* start EXERCISE MATERIALS *

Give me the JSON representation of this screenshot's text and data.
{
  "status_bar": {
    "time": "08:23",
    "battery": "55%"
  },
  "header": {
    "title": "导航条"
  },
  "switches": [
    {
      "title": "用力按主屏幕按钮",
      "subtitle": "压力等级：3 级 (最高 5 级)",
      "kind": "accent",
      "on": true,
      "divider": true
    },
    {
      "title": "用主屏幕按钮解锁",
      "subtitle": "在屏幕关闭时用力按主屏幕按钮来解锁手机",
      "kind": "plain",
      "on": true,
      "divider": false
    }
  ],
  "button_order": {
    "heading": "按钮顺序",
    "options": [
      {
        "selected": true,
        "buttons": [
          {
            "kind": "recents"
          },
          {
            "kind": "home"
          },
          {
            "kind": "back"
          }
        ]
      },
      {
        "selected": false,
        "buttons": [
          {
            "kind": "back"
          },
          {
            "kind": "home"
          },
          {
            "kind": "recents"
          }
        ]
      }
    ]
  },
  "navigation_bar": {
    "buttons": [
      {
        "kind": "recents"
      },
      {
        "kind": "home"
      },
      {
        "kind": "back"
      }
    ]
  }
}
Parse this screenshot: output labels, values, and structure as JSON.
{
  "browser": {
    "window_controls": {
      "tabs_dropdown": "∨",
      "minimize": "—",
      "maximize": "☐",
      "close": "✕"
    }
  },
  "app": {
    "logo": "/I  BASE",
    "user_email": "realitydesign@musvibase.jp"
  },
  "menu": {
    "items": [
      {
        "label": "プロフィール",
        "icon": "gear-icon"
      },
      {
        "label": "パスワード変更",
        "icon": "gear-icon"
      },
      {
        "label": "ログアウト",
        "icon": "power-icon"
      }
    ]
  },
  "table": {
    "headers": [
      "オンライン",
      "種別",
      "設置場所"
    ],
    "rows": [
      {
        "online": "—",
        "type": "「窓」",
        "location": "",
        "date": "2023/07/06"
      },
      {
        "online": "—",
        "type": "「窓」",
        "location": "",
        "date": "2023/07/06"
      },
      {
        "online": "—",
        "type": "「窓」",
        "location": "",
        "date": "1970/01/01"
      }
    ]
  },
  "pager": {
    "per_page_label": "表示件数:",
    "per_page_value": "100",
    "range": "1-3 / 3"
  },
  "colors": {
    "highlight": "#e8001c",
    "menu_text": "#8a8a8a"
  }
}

* end EXERCISE MATERIALS *

Retype nothing except the lines from the line holding "Parse this screenshot: output" through the last line of the entries, both included.

Parse this screenshot: output labels, values, and structure as JSON.
{
  "browser": {
    "window_controls": {
      "tabs_dropdown": "∨",
      "minimize": "—",
      "maximize": "☐",
      "close": "✕"
    }
  },
  "app": {
    "logo": "/I  BASE",
    "user_email": "realitydesign@musvibase.jp"
  },
  "menu": {
    "items": [
      {
        "label": "プロフィール",
        "icon": "gear-icon"
      },
      {
        "label": "パスワード変更",
        "icon": "gear-icon"
      },
      {
        "label": "ログアウト",
        "icon": "power-icon"
      }
    ]
  },
  "table": {
    "headers": [
      "オンライン",
      "種別",
      "設置場所"
    ],
    "rows": [
      {
        "online": "—",
        "type": "「窓」",
        "location": "",
        "date": "2023/07/06"
      },
      {
        "online": "—",
        "type": "「窓」",
        "location": "",
        "date": "2023/07/06"
      },
      {
        "online": "—",
        "type": "「窓」",
        "location": "",
        "date": "1970/01/01"
      }
    ]
  },
  "pager": {
    "per_page_label": "表示件数:",
    "per_page_value": "100",
    "range": "1-3 / 3"
  },
  "colors": {
    "highlight": "#e8001c",
    "menu_text": "#8a8a8a"
  }
}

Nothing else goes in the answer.